(Tujuan A): Salin dengan tepat bagian teks tentang Lekra dan Manikebu, mulai dari "Lekra lahir dan" dan berakhir pada "Lembaga Seni Budaya.".
(Tujuan B):
Jawab pertanyaan berikut berdasarkan teks tentang Lekra dan Manikebu:
(i) Pada tanggal berapa Lekra didirikan?
(ii) Lembaga kebudayaan apa yang dimiliki Nahdatul Ulama?
(iii) Pada pertengahan tahun berapa gerakan Manifes Kebudayaan digalang?

(Teks Pilihan):
LEKRA DAN MANIKEBU
Jarang yang tahu bahwa di sekitar masa huru-hara politik pertengahan dekade 60-an, juga berimbas pada dunia sastra Indonesia. Taufik Ismail menyebutnya Prahara Budaya. Pramoedya Ananta Toer menyebut Taufik, dkk. (para sastrawan Manikebu) sebagai pemecah kesatuan bangsa dan merongrong kekuasaan Soekarno. Berkembang selentingan bahwa Lekra membakar banyak buku yang tidak sejalan dengan ideologinya. Sastrawan yang enggan terlibat politik praktis berusaha menggalang kesatuan dengan suatu gerakan bernama Manifes Kebudayaan pada pertengahan tahun 1963. Namun, akhirnya Soekarno melarang Manikebu karena dianggap berusaha menandingi Manipol negara.
A. Lembaga
Kebudayaan Rakyat (Lekra)
Lekra merupakan akronim
dari Lembaga Kebudayaan Rakyat, adalah organisasi seniman dan budayawan haluan
kiri yang didirikan pada tanggal 17 Agustus 1950 oleh A.S. Dharta, M.S. Ashar,
Henk Ngantung, Arjuna, Joebaar Ajoeb, Sudharnoto, dan Njoto.
Lekra lahir dan tumbuh
seiring suasana Indonesia pada masa itu yang menjadikan politik sebagai
panglima. Karena politik dinomorsatukan, kebudayaaan pun menjadi sarat politik
sekaligus menjadi ajang tarung politik. Tidak ayal lagi, pada zaman itu
kesenian dan kebudayaan menjadi alat yang ampuh untuk menarik, menghimpun, dan
memengaruhi massa. Jadi, wajar saja kalau partai politik dan organisasi
kemasyarakatan mempunyai organisasi atau lembaga kesenian/kebudayaan. Misalnya,
Partai Nasional Indonesia (PNI) mempunyai Lembaga Kebudayaan Nasional (LKN),
Nahdatul Ulama mempunyai Lembaga Seni Budaya Muslimin Indonesia (Lesbumi), dan
Partai Indonesia (Partindo) mempunyai Lembaga Seni Budaya.
Di antara lembaga
kebudayaan yang ada ketika itu, Lekra-lah yang paling gemuk. Lekra menarik
perhatian banyak seniman dari berbagai lapangan. Macam-macam alasan orang masuk
Lekra, antara lain:
1.
tertarik
karena keberpihakan Lekra pada rakyat;
2.
tertarik
karena Lekra menjadi tempat berkumpul seniman top masa itu;
3. ada
juga yang tertarik karena Lekra punya fasilitas menyekolahkan orang ke luar
negeri.

(Data Tersedia):
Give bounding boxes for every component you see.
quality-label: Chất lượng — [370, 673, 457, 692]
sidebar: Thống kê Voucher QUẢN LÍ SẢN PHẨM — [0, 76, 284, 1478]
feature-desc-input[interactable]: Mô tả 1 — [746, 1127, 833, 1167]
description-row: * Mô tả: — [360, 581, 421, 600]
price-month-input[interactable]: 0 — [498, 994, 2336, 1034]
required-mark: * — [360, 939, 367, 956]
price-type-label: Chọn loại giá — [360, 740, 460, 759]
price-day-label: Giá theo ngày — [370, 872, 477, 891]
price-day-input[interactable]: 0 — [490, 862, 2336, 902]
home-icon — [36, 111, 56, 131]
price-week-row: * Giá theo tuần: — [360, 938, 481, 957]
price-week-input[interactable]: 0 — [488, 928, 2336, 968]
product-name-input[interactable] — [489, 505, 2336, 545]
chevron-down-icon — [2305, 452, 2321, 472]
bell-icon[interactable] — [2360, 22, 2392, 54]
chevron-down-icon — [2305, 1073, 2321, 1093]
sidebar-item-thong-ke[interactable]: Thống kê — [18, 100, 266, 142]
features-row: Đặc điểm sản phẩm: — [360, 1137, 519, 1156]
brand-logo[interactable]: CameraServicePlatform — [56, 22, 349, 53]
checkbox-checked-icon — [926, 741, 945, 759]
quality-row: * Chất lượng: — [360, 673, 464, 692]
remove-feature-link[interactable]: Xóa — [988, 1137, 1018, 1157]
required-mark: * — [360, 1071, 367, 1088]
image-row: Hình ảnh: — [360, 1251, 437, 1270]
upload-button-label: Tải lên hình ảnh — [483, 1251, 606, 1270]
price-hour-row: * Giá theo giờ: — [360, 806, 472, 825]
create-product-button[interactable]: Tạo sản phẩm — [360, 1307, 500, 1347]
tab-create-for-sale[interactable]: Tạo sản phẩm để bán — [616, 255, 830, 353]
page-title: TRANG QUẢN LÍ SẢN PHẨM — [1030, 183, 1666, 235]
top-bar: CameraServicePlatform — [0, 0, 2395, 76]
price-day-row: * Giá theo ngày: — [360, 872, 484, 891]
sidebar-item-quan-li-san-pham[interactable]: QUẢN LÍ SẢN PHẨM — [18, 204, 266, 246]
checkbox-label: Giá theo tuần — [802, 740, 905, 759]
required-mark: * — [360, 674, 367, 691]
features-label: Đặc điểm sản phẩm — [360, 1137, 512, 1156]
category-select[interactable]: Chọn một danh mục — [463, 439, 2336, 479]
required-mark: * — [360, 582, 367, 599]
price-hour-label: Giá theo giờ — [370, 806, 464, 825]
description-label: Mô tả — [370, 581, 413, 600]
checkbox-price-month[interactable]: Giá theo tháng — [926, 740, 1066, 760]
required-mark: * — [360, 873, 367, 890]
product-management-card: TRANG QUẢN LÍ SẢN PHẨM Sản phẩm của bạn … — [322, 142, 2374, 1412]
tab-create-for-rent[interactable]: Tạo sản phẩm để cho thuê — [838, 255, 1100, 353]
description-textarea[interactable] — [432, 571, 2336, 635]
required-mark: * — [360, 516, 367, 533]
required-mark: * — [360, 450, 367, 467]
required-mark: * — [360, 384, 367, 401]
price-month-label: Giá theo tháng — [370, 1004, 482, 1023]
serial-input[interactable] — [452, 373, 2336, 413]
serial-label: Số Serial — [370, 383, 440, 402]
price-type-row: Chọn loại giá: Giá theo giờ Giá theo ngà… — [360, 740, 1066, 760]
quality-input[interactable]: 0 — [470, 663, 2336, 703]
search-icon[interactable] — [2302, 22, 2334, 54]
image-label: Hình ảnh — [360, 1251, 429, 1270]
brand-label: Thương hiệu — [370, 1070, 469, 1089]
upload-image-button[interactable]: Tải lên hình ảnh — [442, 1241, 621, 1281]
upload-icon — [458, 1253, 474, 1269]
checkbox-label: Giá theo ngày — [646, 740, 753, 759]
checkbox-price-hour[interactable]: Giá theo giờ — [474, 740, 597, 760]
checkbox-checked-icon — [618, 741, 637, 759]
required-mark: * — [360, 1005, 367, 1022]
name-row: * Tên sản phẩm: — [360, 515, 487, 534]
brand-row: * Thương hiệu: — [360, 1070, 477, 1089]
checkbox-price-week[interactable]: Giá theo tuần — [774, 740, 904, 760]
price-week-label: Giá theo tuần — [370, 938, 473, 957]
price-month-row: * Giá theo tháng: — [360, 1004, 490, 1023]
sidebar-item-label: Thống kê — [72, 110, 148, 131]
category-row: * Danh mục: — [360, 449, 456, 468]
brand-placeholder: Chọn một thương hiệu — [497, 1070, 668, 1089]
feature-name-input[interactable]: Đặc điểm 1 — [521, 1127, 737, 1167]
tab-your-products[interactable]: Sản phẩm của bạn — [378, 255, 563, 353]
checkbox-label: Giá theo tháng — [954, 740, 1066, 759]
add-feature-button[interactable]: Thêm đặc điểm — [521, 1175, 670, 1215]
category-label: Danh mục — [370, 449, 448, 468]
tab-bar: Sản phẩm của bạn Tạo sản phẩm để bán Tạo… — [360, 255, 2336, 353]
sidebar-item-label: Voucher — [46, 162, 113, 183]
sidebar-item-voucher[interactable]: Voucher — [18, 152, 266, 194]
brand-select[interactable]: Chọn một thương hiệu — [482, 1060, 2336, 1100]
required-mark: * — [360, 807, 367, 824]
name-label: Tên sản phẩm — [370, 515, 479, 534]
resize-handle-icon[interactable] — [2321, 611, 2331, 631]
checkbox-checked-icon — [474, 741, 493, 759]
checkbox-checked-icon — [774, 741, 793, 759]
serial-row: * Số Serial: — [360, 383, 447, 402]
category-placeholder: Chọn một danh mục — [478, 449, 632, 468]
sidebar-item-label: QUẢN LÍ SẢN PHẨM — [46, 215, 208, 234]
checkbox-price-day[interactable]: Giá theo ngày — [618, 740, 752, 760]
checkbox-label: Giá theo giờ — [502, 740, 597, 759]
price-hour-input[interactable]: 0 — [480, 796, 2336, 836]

(Keluaran Lengkap A):
Lekra lahir dan tumbuh
seiring suasana Indonesia pada masa itu yang menjadikan politik sebagai
panglima. Karena politik dinomorsatukan, kebudayaaan pun menjadi sarat politik
sekaligus menjadi ajang tarung politik. Tidak ayal lagi, pada zaman itu
kesenian dan kebudayaan menjadi alat yang ampuh untuk menarik, menghimpun, dan
memengaruhi massa. Jadi, wajar saja kalau partai politik dan organisasi
kemasyarakatan mempunyai organisasi atau lembaga kesenian/kebudayaan. Misalnya,
Partai Nasional Indonesia (PNI) mempunyai Lembaga Kebudayaan Nasional (LKN),
Nahdatul Ulama mempunyai Lembaga Seni Budaya Muslimin Indonesia (Lesbumi), dan
Partai Indonesia (Partindo) mempunyai Lembaga Seni Budaya.

(Keluaran Lengkap B):
(i) 17 Agustus 1950
(ii) Lembaga Seni Budaya Muslimin Indonesia (Lesbumi)
(iii) 1963